* _PROBLEM REQUIREMENTS_: Retype the listing that follows, word for word.

* _DATA SUPPLIED_:
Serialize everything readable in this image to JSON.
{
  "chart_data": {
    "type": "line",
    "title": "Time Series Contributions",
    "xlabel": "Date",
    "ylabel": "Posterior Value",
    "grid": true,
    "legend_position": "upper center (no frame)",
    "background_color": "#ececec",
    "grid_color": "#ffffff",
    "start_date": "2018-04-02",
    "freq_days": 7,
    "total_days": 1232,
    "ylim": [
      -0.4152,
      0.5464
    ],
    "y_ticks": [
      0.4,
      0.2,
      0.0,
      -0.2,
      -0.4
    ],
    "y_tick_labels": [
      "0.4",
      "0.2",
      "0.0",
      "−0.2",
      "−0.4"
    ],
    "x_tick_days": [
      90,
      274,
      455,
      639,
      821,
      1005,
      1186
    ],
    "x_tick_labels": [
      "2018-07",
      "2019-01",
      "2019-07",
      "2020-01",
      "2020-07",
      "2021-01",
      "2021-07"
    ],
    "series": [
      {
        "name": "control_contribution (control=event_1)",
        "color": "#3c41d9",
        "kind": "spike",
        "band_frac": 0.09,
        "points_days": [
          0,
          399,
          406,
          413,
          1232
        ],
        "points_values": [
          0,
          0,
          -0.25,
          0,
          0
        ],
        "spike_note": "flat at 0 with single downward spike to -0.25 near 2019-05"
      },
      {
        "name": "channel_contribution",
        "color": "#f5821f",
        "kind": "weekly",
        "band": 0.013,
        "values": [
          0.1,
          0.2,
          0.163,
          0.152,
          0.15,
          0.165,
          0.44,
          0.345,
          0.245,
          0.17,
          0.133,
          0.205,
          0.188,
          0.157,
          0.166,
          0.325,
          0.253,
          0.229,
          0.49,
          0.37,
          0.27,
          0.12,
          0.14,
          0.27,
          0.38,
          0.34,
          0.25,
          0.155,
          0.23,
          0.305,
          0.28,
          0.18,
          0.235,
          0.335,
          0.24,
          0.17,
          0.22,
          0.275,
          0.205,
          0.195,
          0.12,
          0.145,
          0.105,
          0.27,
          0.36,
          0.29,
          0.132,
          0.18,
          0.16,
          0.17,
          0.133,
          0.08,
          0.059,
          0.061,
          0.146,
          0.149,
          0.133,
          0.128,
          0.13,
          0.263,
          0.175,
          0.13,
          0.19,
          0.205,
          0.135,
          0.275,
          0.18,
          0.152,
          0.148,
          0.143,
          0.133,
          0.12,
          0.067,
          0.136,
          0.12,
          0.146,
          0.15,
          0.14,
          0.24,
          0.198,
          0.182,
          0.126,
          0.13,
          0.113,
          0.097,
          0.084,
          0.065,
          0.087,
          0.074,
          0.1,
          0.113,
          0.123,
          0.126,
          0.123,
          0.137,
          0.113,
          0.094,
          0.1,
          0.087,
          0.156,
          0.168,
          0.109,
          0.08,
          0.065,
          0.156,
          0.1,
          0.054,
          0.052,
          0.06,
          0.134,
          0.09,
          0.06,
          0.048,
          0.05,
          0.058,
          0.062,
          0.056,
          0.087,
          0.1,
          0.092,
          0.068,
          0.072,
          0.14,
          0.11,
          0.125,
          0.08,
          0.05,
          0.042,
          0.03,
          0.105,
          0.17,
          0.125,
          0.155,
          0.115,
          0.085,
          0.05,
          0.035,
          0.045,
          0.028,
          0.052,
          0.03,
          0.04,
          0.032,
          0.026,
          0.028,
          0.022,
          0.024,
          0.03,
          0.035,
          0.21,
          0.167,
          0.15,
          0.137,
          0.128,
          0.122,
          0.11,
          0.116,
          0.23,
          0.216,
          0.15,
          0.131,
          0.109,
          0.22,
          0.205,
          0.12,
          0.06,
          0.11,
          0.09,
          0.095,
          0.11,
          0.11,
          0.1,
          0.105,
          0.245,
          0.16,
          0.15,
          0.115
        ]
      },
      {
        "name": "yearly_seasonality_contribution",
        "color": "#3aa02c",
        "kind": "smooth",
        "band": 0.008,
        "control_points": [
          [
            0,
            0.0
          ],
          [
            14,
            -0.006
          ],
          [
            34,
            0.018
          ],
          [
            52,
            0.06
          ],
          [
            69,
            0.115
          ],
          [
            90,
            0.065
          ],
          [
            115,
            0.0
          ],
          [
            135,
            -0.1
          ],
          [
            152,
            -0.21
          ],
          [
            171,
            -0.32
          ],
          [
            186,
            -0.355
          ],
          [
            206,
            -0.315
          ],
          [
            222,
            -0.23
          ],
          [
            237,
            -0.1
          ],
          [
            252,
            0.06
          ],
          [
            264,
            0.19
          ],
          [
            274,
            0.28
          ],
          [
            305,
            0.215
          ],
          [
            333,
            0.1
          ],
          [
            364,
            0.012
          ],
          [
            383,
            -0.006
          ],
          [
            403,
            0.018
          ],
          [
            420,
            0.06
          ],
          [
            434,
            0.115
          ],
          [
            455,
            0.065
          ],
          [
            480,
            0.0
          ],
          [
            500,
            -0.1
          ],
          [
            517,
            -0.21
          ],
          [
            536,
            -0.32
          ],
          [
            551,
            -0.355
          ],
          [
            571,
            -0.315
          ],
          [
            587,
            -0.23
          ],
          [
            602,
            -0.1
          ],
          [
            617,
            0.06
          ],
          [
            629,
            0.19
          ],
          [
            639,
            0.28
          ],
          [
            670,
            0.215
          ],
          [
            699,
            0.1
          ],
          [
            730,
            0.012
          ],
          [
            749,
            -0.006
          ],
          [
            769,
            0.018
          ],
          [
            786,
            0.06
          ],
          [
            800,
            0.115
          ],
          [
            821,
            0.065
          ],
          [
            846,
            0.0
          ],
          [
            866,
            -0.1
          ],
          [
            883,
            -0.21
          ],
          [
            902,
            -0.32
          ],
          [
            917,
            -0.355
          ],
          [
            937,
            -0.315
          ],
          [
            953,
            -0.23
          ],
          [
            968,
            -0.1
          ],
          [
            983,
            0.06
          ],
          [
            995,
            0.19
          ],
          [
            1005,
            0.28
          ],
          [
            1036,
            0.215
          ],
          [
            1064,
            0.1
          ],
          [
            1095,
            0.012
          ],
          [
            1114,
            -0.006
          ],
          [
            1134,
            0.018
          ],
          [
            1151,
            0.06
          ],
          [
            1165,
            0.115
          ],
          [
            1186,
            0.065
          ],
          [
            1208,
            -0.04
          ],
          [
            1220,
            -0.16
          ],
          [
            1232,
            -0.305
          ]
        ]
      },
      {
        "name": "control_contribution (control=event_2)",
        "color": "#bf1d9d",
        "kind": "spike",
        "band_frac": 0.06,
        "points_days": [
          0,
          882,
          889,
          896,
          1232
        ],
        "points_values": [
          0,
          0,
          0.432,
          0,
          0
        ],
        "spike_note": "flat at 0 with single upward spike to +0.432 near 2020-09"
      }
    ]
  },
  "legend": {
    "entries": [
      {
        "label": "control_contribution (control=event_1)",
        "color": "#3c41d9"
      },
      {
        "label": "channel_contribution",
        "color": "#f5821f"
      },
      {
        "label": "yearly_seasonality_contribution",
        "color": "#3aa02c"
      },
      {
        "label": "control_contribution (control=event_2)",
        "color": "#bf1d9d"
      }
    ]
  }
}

* _COMPLETE ANSWER_:
Serialize everything readable in this image to JSON.
{
  "chart_data": {
    "type": "line",
    "title": "Time Series Contributions",
    "xlabel": "Date",
    "ylabel": "Posterior Value",
    "grid": true,
    "legend_position": "upper center (no frame)",
    "background_color": "#ececec",
    "grid_color": "#ffffff",
    "start_date": "2018-04-02",
    "freq_days": 7,
    "total_days": 1232,
    "ylim": [
      -0.4152,
      0.5464
    ],
    "y_ticks": [
      0.4,
      0.2,
      0.0,
      -0.2,
      -0.4
    ],
    "y_tick_labels": [
      "0.4",
      "0.2",
      "0.0",
      "−0.2",
      "−0.4"
    ],
    "x_tick_days": [
      90,
      274,
      455,
      639,
      821,
      1005,
      1186
    ],
    "x_tick_labels": [
      "2018-07",
      "2019-01",
      "2019-07",
      "2020-01",
      "2020-07",
      "2021-01",
      "2021-07"
    ],
    "series": [
      {
        "name": "control_contribution (control=event_1)",
        "color": "#3c41d9",
        "kind": "spike",
        "band_frac": 0.09,
        "points_days": [
          0,
          399,
          406,
          413,
          1232
        ],
        "points_values": [
          0,
          0,
          -0.25,
          0,
          0
        ],
        "spike_note": "flat at 0 with single downward spike to -0.25 near 2019-05"
      },
      {
        "name": "channel_contribution",
        "color": "#f5821f",
        "kind": "weekly",
        "band": 0.013,
        "values": [
          0.1,
          0.2,
          0.163,
          0.152,
          0.15,
          0.165,
          0.44,
          0.345,
          0.245,
          0.17,
          0.133,
          0.205,
          0.188,
          0.157,
          0.166,
          0.325,
          0.253,
          0.229,
          0.49,
          0.37,
          0.27,
          0.12,
          0.14,
          0.27,
          0.38,
          0.34,
          0.25,
          0.155,
          0.23,
          0.305,
          0.28,
          0.18,
          0.235,
          0.335,
          0.24,
          0.17,
          0.22,
          0.275,
          0.205,
          0.195,
          0.12,
          0.145,
          0.105,
          0.27,
          0.36,
          0.29,
          0.132,
          0.18,
          0.16,
          0.17,
          0.133,
          0.08,
          0.059,
          0.061,
          0.146,
          0.149,
          0.133,
          0.128,
          0.13,
          0.263,
          0.175,
          0.13,
          0.19,
          0.205,
          0.135,
          0.275,
          0.18,
          0.152,
          0.148,
          0.143,
          0.133,
          0.12,
          0.067,
          0.136,
          0.12,
          0.146,
          0.15,
          0.14,
          0.24,
          0.198,
          0.182,
          0.126,
          0.13,
          0.113,
          0.097,
          0.084,
          0.065,
          0.087,
          0.074,
          0.1,
          0.113,
          0.123,
          0.126,
          0.123,
          0.137,
          0.113,
          0.094,
          0.1,
          0.087,
          0.156,
          0.168,
          0.109,
          0.08,
          0.065,
          0.156,
          0.1,
          0.054,
          0.052,
          0.06,
          0.134,
          0.09,
          0.06,
          0.048,
          0.05,
          0.058,
          0.062,
          0.056,
          0.087,
          0.1,
          0.092,
          0.068,
          0.072,
          0.14,
          0.11,
          0.125,
          0.08,
          0.05,
          0.042,
          0.03,
          0.105,
          0.17,
          0.125,
          0.155,
          0.115,
          0.085,
          0.05,
          0.035,
          0.045,
          0.028,
          0.052,
          0.03,
          0.04,
          0.032,
          0.026,
          0.028,
          0.022,
          0.024,
          0.03,
          0.035,
          0.21,
          0.167,
          0.15,
          0.137,
          0.128,
          0.122,
          0.11,
          0.116,
          0.23,
          0.216,
          0.15,
          0.131,
          0.109,
          0.22,
          0.205,
          0.12,
          0.06,
          0.11,
          0.09,
          0.095,
          0.11,
          0.11,
          0.1,
          0.105,
          0.245,
          0.16,
          0.15,
          0.115
        ]
      },
      {
        "name": "yearly_seasonality_contribution",
        "color": "#3aa02c",
        "kind": "smooth",
        "band": 0.008,
        "control_points": [
          [
            0,
            0.0
          ],
          [
            14,
            -0.006
          ],
          [
            34,
            0.018
          ],
          [
            52,
            0.06
          ],
          [
            69,
            0.115
          ],
          [
            90,
            0.065
          ],
          [
            115,
            0.0
          ],
          [
            135,
            -0.1
          ],
          [
            152,
            -0.21
          ],
          [
            171,
            -0.32
          ],
          [
            186,
            -0.355
          ],
          [
            206,
            -0.315
          ],
          [
            222,
            -0.23
          ],
          [
            237,
            -0.1
          ],
          [
            252,
            0.06
          ],
          [
            264,
            0.19
          ],
          [
            274,
            0.28
          ],
          [
            305,
            0.215
          ],
          [
            333,
            0.1
          ],
          [
            364,
            0.012
          ],
          [
            383,
            -0.006
          ],
          [
            403,
            0.018
          ],
          [
            420,
            0.06
          ],
          [
            434,
            0.115
          ],
          [
            455,
            0.065
          ],
          [
            480,
            0.0
          ],
          [
            500,
            -0.1
          ],
          [
            517,
            -0.21
          ],
          [
            536,
            -0.32
          ],
          [
            551,
            -0.355
          ],
          [
            571,
            -0.315
          ],
          [
            587,
            -0.23
          ],
          [
            602,
            -0.1
          ],
          [
            617,
            0.06
          ],
          [
            629,
            0.19
          ],
          [
            639,
            0.28
          ],
          [
            670,
            0.215
          ],
          [
            699,
            0.1
          ],
          [
            730,
            0.012
          ],
          [
            749,
            -0.006
          ],
          [
            769,
            0.018
          ],
          [
            786,
            0.06
          ],
          [
            800,
            0.115
          ],
          [
            821,
            0.065
          ],
          [
            846,
            0.0
          ],
          [
            866,
            -0.1
          ],
          [
            883,
            -0.21
          ],
          [
            902,
            -0.32
          ],
          [
            917,
            -0.355
          ],
          [
            937,
            -0.315
          ],
          [
            953,
            -0.23
          ],
          [
            968,
            -0.1
          ],
          [
            983,
            0.06
          ],
          [
            995,
            0.19
          ],
          [
            1005,
            0.28
          ],
          [
            1036,
            0.215
          ],
          [
            1064,
            0.1
          ],
          [
            1095,
            0.012
          ],
          [
            1114,
            -0.006
          ],
          [
            1134,
            0.018
          ],
          [
            1151,
            0.06
          ],
          [
            1165,
            0.115
          ],
          [
            1186,
            0.065
          ],
          [
            1208,
            -0.04
          ],
          [
            1220,
            -0.16
          ],
          [
            1232,
            -0.305
          ]
        ]
      },
      {
        "name": "control_contribution (control=event_2)",
        "color": "#bf1d9d",
        "kind": "spike",
        "band_frac": 0.06,
        "points_days": [
          0,
          882,
          889,
          896,
          1232
        ],
        "points_values": [
          0,
          0,
          0.432,
          0,
          0
        ],
        "spike_note": "flat at 0 with single upward spike to +0.432 near 2020-09"
      }
    ]
  },
  "legend": {
    "entries": [
      {
        "label": "control_contribution (control=event_1)",
        "color": "#3c41d9"
      },
      {
        "label": "channel_contribution",
        "color": "#f5821f"
      },
      {
        "label": "yearly_seasonality_contribution",
        "color": "#3aa02c"
      },
      {
        "label": "control_contribution (control=event_2)",
        "color": "#bf1d9d"
      }
    ]
  }
}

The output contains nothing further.